* Start *

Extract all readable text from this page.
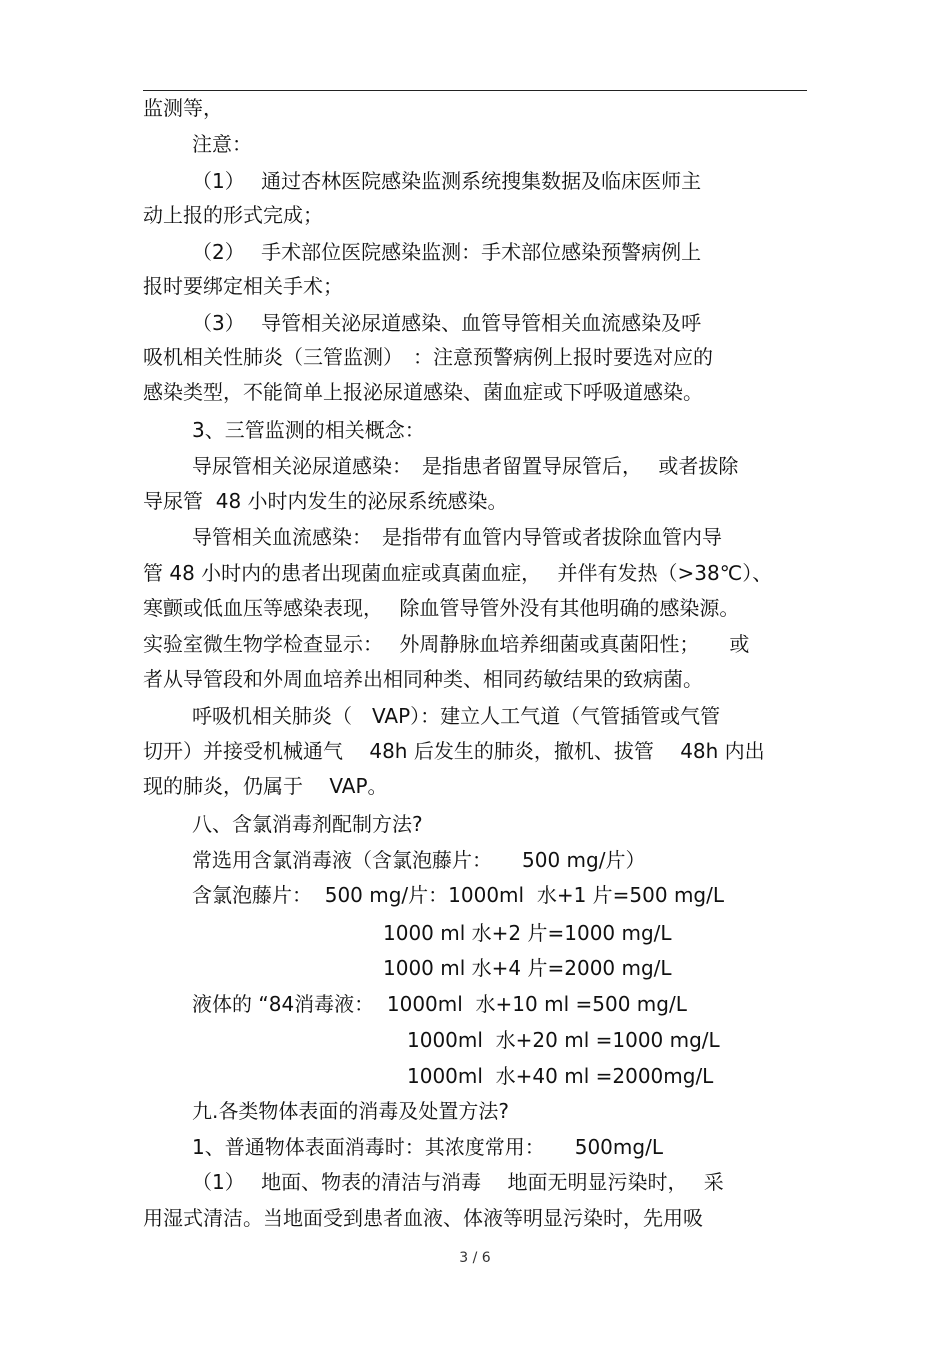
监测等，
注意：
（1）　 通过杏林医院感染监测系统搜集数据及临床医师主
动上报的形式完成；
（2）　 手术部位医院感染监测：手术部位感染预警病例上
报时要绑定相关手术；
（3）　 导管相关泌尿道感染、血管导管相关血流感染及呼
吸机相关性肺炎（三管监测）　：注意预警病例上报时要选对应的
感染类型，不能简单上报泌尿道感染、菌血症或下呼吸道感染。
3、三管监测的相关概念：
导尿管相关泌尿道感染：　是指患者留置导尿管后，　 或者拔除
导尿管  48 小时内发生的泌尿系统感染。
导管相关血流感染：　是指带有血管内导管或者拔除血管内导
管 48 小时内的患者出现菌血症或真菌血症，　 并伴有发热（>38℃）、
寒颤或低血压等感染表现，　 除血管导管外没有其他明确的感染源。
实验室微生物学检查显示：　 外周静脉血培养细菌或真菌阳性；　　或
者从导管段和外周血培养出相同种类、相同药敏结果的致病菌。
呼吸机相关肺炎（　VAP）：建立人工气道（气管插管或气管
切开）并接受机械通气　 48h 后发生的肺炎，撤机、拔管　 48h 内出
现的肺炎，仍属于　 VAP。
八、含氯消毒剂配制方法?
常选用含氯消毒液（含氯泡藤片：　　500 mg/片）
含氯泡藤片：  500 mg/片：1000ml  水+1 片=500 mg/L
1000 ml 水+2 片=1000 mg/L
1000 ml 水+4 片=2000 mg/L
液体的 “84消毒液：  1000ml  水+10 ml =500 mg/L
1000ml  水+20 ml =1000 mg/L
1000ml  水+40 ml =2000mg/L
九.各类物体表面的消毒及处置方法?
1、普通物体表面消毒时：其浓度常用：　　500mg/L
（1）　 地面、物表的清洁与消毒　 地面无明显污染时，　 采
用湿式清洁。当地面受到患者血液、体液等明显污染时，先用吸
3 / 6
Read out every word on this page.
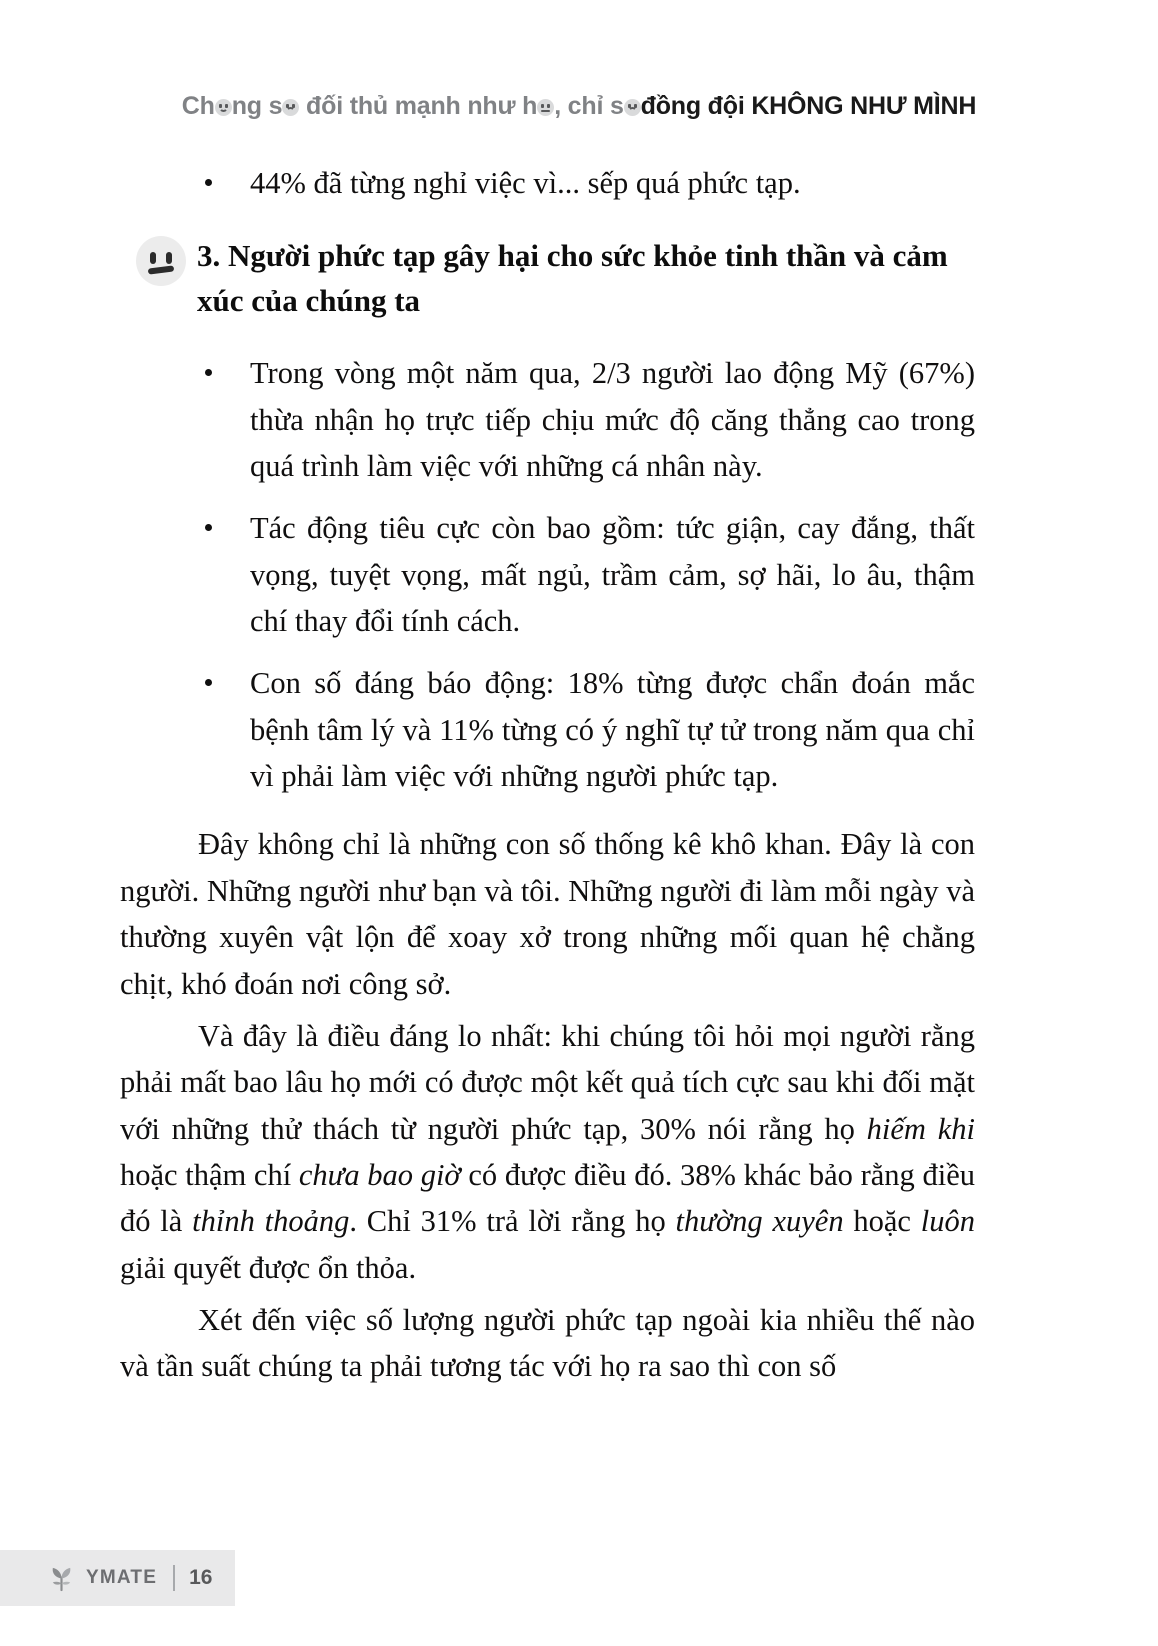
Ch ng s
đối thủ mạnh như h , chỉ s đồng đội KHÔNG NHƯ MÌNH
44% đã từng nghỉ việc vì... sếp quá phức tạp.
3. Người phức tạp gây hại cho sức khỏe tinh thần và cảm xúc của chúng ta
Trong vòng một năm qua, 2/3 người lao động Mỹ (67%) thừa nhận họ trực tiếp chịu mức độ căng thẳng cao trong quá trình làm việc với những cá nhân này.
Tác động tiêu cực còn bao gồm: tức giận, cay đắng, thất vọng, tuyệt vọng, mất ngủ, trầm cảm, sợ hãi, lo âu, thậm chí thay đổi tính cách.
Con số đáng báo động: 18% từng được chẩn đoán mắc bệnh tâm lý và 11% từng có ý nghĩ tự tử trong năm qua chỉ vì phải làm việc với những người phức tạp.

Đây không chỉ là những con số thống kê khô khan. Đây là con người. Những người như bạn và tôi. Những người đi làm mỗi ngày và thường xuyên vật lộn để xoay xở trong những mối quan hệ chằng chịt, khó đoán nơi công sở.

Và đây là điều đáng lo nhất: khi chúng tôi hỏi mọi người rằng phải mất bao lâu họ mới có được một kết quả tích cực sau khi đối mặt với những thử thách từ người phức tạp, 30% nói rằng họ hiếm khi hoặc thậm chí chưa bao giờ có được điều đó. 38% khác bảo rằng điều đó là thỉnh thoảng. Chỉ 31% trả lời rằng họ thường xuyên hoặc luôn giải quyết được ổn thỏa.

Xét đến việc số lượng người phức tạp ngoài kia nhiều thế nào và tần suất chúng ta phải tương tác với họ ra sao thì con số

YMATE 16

* End *

THE REQUEST
The copy should begin at the line containing "Read out every word on this page." and end at the last line of the data above; please restate those lines word for word without the pictures.

SOLUTION TO THE PROBLEM
Read out every word on this page.
Ch ng s
đối thủ mạnh như h , chỉ s đồng đội KHÔNG NHƯ MÌNH
44% đã từng nghỉ việc vì... sếp quá phức tạp.
3. Người phức tạp gây hại cho sức khỏe tinh thần và cảm xúc của chúng ta
Trong vòng một năm qua, 2/3 người lao động Mỹ (67%) thừa nhận họ trực tiếp chịu mức độ căng thẳng cao trong quá trình làm việc với những cá nhân này.
Tác động tiêu cực còn bao gồm: tức giận, cay đắng, thất vọng, tuyệt vọng, mất ngủ, trầm cảm, sợ hãi, lo âu, thậm chí thay đổi tính cách.
Con số đáng báo động: 18% từng được chẩn đoán mắc bệnh tâm lý và 11% từng có ý nghĩ tự tử trong năm qua chỉ vì phải làm việc với những người phức tạp.

Đây không chỉ là những con số thống kê khô khan. Đây là con người. Những người như bạn và tôi. Những người đi làm mỗi ngày và thường xuyên vật lộn để xoay xở trong những mối quan hệ chằng chịt, khó đoán nơi công sở.

Và đây là điều đáng lo nhất: khi chúng tôi hỏi mọi người rằng phải mất bao lâu họ mới có được một kết quả tích cực sau khi đối mặt với những thử thách từ người phức tạp, 30% nói rằng họ hiếm khi hoặc thậm chí chưa bao giờ có được điều đó. 38% khác bảo rằng điều đó là thỉnh thoảng. Chỉ 31% trả lời rằng họ thường xuyên hoặc luôn giải quyết được ổn thỏa.

Xét đến việc số lượng người phức tạp ngoài kia nhiều thế nào và tần suất chúng ta phải tương tác với họ ra sao thì con số

YMATE 16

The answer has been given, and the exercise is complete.